→ **Material for the task**:
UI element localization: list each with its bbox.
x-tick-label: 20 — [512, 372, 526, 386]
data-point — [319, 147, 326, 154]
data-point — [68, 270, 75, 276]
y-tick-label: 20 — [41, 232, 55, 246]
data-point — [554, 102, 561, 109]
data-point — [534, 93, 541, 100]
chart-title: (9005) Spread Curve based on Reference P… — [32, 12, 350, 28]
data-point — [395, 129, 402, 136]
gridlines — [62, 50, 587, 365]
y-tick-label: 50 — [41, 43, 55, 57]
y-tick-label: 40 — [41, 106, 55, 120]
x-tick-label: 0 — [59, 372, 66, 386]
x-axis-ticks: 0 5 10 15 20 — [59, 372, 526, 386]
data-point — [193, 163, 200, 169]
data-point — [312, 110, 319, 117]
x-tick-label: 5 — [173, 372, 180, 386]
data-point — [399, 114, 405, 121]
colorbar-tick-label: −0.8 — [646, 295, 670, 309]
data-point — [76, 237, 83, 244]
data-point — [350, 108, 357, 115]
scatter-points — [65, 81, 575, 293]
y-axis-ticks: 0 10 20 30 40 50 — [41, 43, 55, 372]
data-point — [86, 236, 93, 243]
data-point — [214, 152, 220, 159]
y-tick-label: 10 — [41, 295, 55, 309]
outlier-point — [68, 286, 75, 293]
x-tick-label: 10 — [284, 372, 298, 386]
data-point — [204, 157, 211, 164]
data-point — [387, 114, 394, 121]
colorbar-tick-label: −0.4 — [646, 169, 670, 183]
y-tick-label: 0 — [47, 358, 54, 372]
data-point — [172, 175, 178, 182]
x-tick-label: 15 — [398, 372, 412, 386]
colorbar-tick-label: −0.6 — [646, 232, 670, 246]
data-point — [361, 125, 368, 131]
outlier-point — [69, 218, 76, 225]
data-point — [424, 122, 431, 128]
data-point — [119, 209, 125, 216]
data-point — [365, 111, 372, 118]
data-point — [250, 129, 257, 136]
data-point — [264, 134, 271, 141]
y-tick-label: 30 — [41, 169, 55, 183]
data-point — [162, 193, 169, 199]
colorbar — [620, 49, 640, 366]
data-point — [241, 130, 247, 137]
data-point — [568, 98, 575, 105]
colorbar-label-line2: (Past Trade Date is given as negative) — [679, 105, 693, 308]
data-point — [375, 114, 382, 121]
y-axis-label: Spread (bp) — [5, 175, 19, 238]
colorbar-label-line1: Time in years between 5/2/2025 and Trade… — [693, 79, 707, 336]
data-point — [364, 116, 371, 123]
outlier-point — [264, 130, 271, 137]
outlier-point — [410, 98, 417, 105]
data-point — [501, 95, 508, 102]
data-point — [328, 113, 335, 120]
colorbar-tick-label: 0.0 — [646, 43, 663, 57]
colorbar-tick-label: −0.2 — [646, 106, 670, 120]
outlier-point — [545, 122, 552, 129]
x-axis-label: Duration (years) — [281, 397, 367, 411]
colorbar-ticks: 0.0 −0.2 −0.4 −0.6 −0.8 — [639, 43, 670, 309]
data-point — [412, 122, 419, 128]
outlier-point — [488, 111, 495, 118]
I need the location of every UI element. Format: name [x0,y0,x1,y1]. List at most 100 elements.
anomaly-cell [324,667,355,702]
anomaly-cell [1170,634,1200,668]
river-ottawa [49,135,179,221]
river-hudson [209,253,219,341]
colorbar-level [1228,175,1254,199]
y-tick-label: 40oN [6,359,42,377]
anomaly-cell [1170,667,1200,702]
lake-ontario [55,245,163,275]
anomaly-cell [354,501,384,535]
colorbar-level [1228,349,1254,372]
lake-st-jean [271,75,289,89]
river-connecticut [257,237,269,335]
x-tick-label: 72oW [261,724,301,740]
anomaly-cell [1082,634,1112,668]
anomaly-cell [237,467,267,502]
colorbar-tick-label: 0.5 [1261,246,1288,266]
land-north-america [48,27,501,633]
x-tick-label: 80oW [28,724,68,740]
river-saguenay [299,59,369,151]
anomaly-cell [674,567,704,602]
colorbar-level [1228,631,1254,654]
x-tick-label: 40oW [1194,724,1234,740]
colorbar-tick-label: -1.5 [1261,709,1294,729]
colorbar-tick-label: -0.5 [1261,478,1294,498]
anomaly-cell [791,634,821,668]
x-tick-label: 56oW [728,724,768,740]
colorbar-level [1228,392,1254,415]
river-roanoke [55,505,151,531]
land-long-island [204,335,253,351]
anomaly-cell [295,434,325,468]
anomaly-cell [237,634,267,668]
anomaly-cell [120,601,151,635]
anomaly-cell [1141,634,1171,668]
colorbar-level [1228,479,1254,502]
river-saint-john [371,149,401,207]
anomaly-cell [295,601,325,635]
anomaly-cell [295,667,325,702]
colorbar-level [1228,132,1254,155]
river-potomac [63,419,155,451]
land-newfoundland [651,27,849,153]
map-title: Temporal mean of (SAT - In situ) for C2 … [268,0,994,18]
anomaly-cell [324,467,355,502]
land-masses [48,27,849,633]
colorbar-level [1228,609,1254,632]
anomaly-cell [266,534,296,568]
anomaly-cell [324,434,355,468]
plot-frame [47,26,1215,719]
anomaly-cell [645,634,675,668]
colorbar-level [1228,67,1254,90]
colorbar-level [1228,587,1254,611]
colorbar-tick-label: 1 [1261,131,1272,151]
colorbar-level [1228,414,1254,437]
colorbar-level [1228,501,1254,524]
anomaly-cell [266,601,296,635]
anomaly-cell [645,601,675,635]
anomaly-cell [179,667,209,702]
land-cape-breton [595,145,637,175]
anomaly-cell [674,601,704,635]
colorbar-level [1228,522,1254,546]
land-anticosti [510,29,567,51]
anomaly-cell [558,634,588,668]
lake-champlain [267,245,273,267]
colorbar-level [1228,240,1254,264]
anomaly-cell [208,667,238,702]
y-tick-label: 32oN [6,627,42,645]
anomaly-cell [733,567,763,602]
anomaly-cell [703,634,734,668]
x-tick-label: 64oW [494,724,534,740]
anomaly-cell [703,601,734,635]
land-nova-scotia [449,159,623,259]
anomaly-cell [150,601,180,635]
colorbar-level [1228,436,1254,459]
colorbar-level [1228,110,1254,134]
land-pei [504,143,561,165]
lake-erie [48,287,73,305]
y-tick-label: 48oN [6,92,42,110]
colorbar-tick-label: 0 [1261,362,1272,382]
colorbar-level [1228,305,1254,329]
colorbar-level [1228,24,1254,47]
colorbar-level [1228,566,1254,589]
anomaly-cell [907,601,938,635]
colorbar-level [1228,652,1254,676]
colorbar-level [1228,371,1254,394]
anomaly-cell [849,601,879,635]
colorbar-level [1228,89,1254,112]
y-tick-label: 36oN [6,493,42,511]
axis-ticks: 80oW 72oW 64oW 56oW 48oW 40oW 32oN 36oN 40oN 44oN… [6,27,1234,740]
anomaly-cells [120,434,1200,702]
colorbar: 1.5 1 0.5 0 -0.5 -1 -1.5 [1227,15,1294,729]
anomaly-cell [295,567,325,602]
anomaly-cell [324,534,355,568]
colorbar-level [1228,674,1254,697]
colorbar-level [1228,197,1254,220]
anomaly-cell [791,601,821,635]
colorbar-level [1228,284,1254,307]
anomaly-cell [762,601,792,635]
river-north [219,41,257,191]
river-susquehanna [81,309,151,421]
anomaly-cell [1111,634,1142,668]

→ **Request**:
Rewrite the records with every "data-point" renamed to "dot", keeping everything else the same.

→ **Solution to this problem**:
UI element localization: list each with its bbox.
x-tick-label: 20 — [512, 372, 526, 386]
dot — [319, 147, 326, 154]
dot — [68, 270, 75, 276]
y-tick-label: 20 — [41, 232, 55, 246]
dot — [554, 102, 561, 109]
dot — [534, 93, 541, 100]
chart-title: (9005) Spread Curve based on Reference P… — [32, 12, 350, 28]
dot — [395, 129, 402, 136]
gridlines — [62, 50, 587, 365]
y-tick-label: 50 — [41, 43, 55, 57]
y-tick-label: 40 — [41, 106, 55, 120]
x-tick-label: 0 — [59, 372, 66, 386]
x-axis-ticks: 0 5 10 15 20 — [59, 372, 526, 386]
dot — [193, 163, 200, 169]
dot — [312, 110, 319, 117]
x-tick-label: 5 — [173, 372, 180, 386]
dot — [399, 114, 405, 121]
colorbar-tick-label: −0.8 — [646, 295, 670, 309]
dot — [76, 237, 83, 244]
dot — [350, 108, 357, 115]
scatter-points — [65, 81, 575, 293]
y-axis-ticks: 0 10 20 30 40 50 — [41, 43, 55, 372]
dot — [86, 236, 93, 243]
dot — [214, 152, 220, 159]
y-tick-label: 10 — [41, 295, 55, 309]
outlier-point — [68, 286, 75, 293]
x-tick-label: 10 — [284, 372, 298, 386]
dot — [204, 157, 211, 164]
dot — [387, 114, 394, 121]
colorbar-tick-label: −0.4 — [646, 169, 670, 183]
y-tick-label: 0 — [47, 358, 54, 372]
dot — [172, 175, 178, 182]
x-tick-label: 15 — [398, 372, 412, 386]
colorbar-tick-label: −0.6 — [646, 232, 670, 246]
dot — [361, 125, 368, 131]
outlier-point — [69, 218, 76, 225]
dot — [424, 122, 431, 128]
dot — [119, 209, 125, 216]
dot — [365, 111, 372, 118]
dot — [250, 129, 257, 136]
dot — [264, 134, 271, 141]
y-tick-label: 30 — [41, 169, 55, 183]
dot — [162, 193, 169, 199]
colorbar — [620, 49, 640, 366]
dot — [241, 130, 247, 137]
dot — [568, 98, 575, 105]
colorbar-label-line2: (Past Trade Date is given as negative) — [679, 105, 693, 308]
dot — [375, 114, 382, 121]
y-axis-label: Spread (bp) — [5, 175, 19, 238]
colorbar-label-line1: Time in years between 5/2/2025 and Trade… — [693, 79, 707, 336]
dot — [364, 116, 371, 123]
outlier-point — [264, 130, 271, 137]
outlier-point — [410, 98, 417, 105]
dot — [501, 95, 508, 102]
dot — [328, 113, 335, 120]
colorbar-tick-label: 0.0 — [646, 43, 663, 57]
colorbar-tick-label: −0.2 — [646, 106, 670, 120]
outlier-point — [545, 122, 552, 129]
x-axis-label: Duration (years) — [281, 397, 367, 411]
colorbar-ticks: 0.0 −0.2 −0.4 −0.6 −0.8 — [639, 43, 670, 309]
dot — [412, 122, 419, 128]
outlier-point — [488, 111, 495, 118]
I need the location of every UI element. Format: name [x0,y0,x1,y1]. List at most 100 elements.
anomaly-cell [324,667,355,702]
anomaly-cell [1170,634,1200,668]
river-ottawa [49,135,179,221]
river-hudson [209,253,219,341]
colorbar-level [1228,175,1254,199]
y-tick-label: 40oN [6,359,42,377]
anomaly-cell [1170,667,1200,702]
lake-ontario [55,245,163,275]
anomaly-cell [354,501,384,535]
colorbar-level [1228,349,1254,372]
lake-st-jean [271,75,289,89]
river-connecticut [257,237,269,335]
x-tick-label: 72oW [261,724,301,740]
anomaly-cell [1082,634,1112,668]
anomaly-cell [237,467,267,502]
colorbar-tick-label: 0.5 [1261,246,1288,266]
land-north-america [48,27,501,633]
x-tick-label: 80oW [28,724,68,740]
river-saguenay [299,59,369,151]
anomaly-cell [674,567,704,602]
colorbar-level [1228,631,1254,654]
x-tick-label: 40oW [1194,724,1234,740]
colorbar-tick-label: -1.5 [1261,709,1294,729]
colorbar-tick-label: -0.5 [1261,478,1294,498]
anomaly-cell [791,634,821,668]
x-tick-label: 56oW [728,724,768,740]
colorbar-level [1228,392,1254,415]
river-roanoke [55,505,151,531]
land-long-island [204,335,253,351]
anomaly-cell [295,434,325,468]
anomaly-cell [237,634,267,668]
anomaly-cell [120,601,151,635]
anomaly-cell [1141,634,1171,668]
colorbar-level [1228,479,1254,502]
river-saint-john [371,149,401,207]
anomaly-cell [295,601,325,635]
anomaly-cell [295,667,325,702]
colorbar-level [1228,132,1254,155]
river-potomac [63,419,155,451]
land-newfoundland [651,27,849,153]
map-title: Temporal mean of (SAT - In situ) for C2 … [268,0,994,18]
anomaly-cell [324,467,355,502]
land-masses [48,27,849,633]
colorbar-level [1228,609,1254,632]
anomaly-cell [266,534,296,568]
anomaly-cell [324,434,355,468]
plot-frame [47,26,1215,719]
anomaly-cell [645,634,675,668]
colorbar-level [1228,67,1254,90]
colorbar-level [1228,587,1254,611]
colorbar-tick-label: 1 [1261,131,1272,151]
colorbar-level [1228,414,1254,437]
colorbar-level [1228,501,1254,524]
anomaly-cell [266,601,296,635]
anomaly-cell [645,601,675,635]
anomaly-cell [179,667,209,702]
land-cape-breton [595,145,637,175]
anomaly-cell [674,601,704,635]
colorbar-level [1228,522,1254,546]
land-anticosti [510,29,567,51]
anomaly-cell [558,634,588,668]
lake-champlain [267,245,273,267]
colorbar-level [1228,240,1254,264]
anomaly-cell [208,667,238,702]
y-tick-label: 32oN [6,627,42,645]
anomaly-cell [733,567,763,602]
anomaly-cell [703,634,734,668]
x-tick-label: 64oW [494,724,534,740]
anomaly-cell [703,601,734,635]
land-nova-scotia [449,159,623,259]
anomaly-cell [150,601,180,635]
colorbar-level [1228,436,1254,459]
colorbar-level [1228,110,1254,134]
land-pei [504,143,561,165]
lake-erie [48,287,73,305]
y-tick-label: 48oN [6,92,42,110]
colorbar-tick-label: 0 [1261,362,1272,382]
colorbar-level [1228,305,1254,329]
colorbar-level [1228,24,1254,47]
colorbar-level [1228,566,1254,589]
anomaly-cell [907,601,938,635]
colorbar-level [1228,652,1254,676]
colorbar-level [1228,371,1254,394]
anomaly-cell [849,601,879,635]
colorbar-level [1228,89,1254,112]
y-tick-label: 36oN [6,493,42,511]
axis-ticks: 80oW 72oW 64oW 56oW 48oW 40oW 32oN 36oN 40oN 44oN… [6,27,1234,740]
anomaly-cells [120,434,1200,702]
colorbar: 1.5 1 0.5 0 -0.5 -1 -1.5 [1227,15,1294,729]
anomaly-cell [295,567,325,602]
anomaly-cell [324,534,355,568]
colorbar-level [1228,674,1254,697]
colorbar-level [1228,197,1254,220]
anomaly-cell [791,601,821,635]
colorbar-level [1228,284,1254,307]
anomaly-cell [762,601,792,635]
river-north [219,41,257,191]
river-susquehanna [81,309,151,421]
anomaly-cell [1111,634,1142,668]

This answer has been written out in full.